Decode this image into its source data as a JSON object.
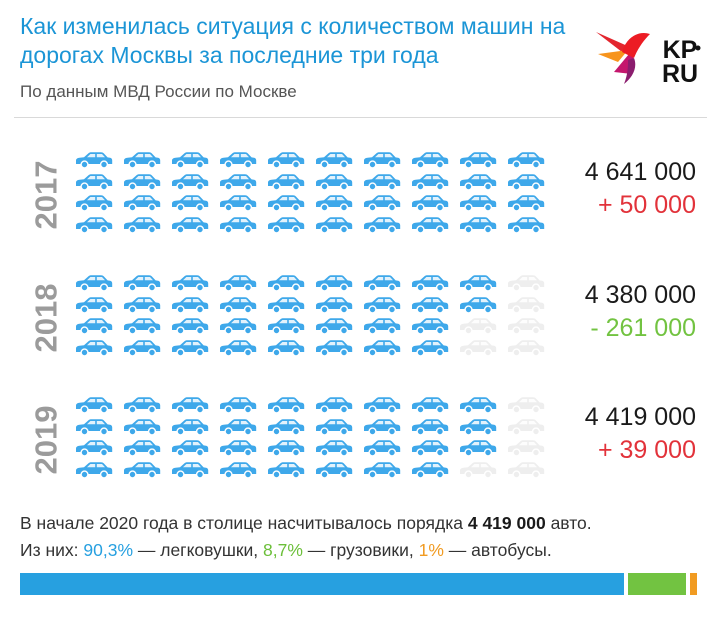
{
  "header": {
    "title": "Как изменилась ситуация с количеством машин на дорогах Москвы за последние три года",
    "subtitle": "По данным МВД России по Москве",
    "logo_text": "KP.RU"
  },
  "colors": {
    "car_active": "#3ea8ea",
    "car_inactive": "#eeeeee",
    "increase": "#e2323a",
    "decrease": "#72c341",
    "title": "#1b95d6"
  },
  "chart_data": {
    "type": "pictogram",
    "unit_icon": "car-icon",
    "icons_per_row": 10,
    "rows_per_year": 4,
    "series": [
      {
        "year": "2017",
        "total": "4 641 000",
        "change": "+ 50 000",
        "change_direction": "increase",
        "active_cars_per_row": [
          10,
          10,
          10,
          10
        ]
      },
      {
        "year": "2018",
        "total": "4 380 000",
        "change": "- 261 000",
        "change_direction": "decrease",
        "active_cars_per_row": [
          9,
          9,
          8,
          8
        ]
      },
      {
        "year": "2019",
        "total": "4 419 000",
        "change": "+ 39 000",
        "change_direction": "increase",
        "active_cars_per_row": [
          9,
          9,
          9,
          8
        ]
      }
    ],
    "vehicle_shares": [
      {
        "name": "легковушки",
        "value": 90.3,
        "label": "90,3%",
        "color": "#27a0e0"
      },
      {
        "name": "грузовики",
        "value": 8.7,
        "label": "8,7%",
        "color": "#72c341"
      },
      {
        "name": "автобусы",
        "value": 1.0,
        "label": "1%",
        "color": "#f19b22"
      }
    ]
  },
  "summary": {
    "line1_prefix": "В начале 2020 года в столице насчитывалось порядка ",
    "line1_bold": "4 419 000",
    "line1_suffix": " авто.",
    "line2_prefix": "Из них: ",
    "sep1": " — легковушки, ",
    "sep2": " — грузовики, ",
    "sep3": " — автобусы."
  }
}
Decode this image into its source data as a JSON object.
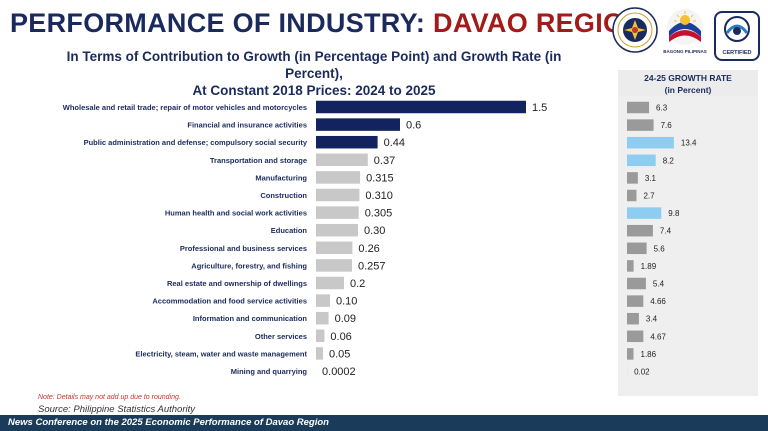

WHAT TO DO - Leave out the pictures and return every record word for word.

FULL ANSWER -
Decode this image into its source data as a JSON object.
{
  "header": {
    "title": "Как изменилась ситуация с количеством машин на дорогах Москвы за последние три года",
    "subtitle": "По данным МВД России по Москве",
    "logo_text": "KP.RU"
  },
  "colors": {
    "car_active": "#3ea8ea",
    "car_inactive": "#eeeeee",
    "increase": "#e2323a",
    "decrease": "#72c341",
    "title": "#1b95d6"
  },
  "chart_data": {
    "type": "pictogram",
    "unit_icon": "car-icon",
    "icons_per_row": 10,
    "rows_per_year": 4,
    "series": [
      {
        "year": "2017",
        "total": "4 641 000",
        "change": "+ 50 000",
        "change_direction": "increase",
        "active_cars_per_row": [
          10,
          10,
          10,
          10
        ]
      },
      {
        "year": "2018",
        "total": "4 380 000",
        "change": "- 261 000",
        "change_direction": "decrease",
        "active_cars_per_row": [
          9,
          9,
          8,
          8
        ]
      },
      {
        "year": "2019",
        "total": "4 419 000",
        "change": "+ 39 000",
        "change_direction": "increase",
        "active_cars_per_row": [
          9,
          9,
          9,
          8
        ]
      }
    ],
    "vehicle_shares": [
      {
        "name": "легковушки",
        "value": 90.3,
        "label": "90,3%",
        "color": "#27a0e0"
      },
      {
        "name": "грузовики",
        "value": 8.7,
        "label": "8,7%",
        "color": "#72c341"
      },
      {
        "name": "автобусы",
        "value": 1.0,
        "label": "1%",
        "color": "#f19b22"
      }
    ]
  },
  "summary": {
    "line1_prefix": "В начале 2020 года в столице насчитывалось порядка ",
    "line1_bold": "4 419 000",
    "line1_suffix": " авто.",
    "line2_prefix": "Из них: ",
    "sep1": " — легковушки, ",
    "sep2": " — грузовики, ",
    "sep3": " — автобусы."
  }
}
Decode this image into its source data as a JSON object.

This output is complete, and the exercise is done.